Count lines holding the word "krävs". Only the number is wanted.

* **Items**:
===============
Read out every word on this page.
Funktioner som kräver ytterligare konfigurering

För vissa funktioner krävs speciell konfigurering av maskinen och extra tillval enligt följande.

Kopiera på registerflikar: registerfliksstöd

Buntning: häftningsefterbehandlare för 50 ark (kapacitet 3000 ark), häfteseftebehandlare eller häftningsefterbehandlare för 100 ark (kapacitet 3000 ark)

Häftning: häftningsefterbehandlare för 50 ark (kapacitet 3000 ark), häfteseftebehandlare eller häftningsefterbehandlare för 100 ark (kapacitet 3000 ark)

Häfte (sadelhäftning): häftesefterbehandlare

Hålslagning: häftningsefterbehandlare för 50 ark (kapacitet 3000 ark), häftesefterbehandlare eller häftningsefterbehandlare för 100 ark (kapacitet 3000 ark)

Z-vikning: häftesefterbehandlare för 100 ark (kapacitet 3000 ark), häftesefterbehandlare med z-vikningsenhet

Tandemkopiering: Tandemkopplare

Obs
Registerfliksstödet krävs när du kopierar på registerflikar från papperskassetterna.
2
===============
* **In response**: 2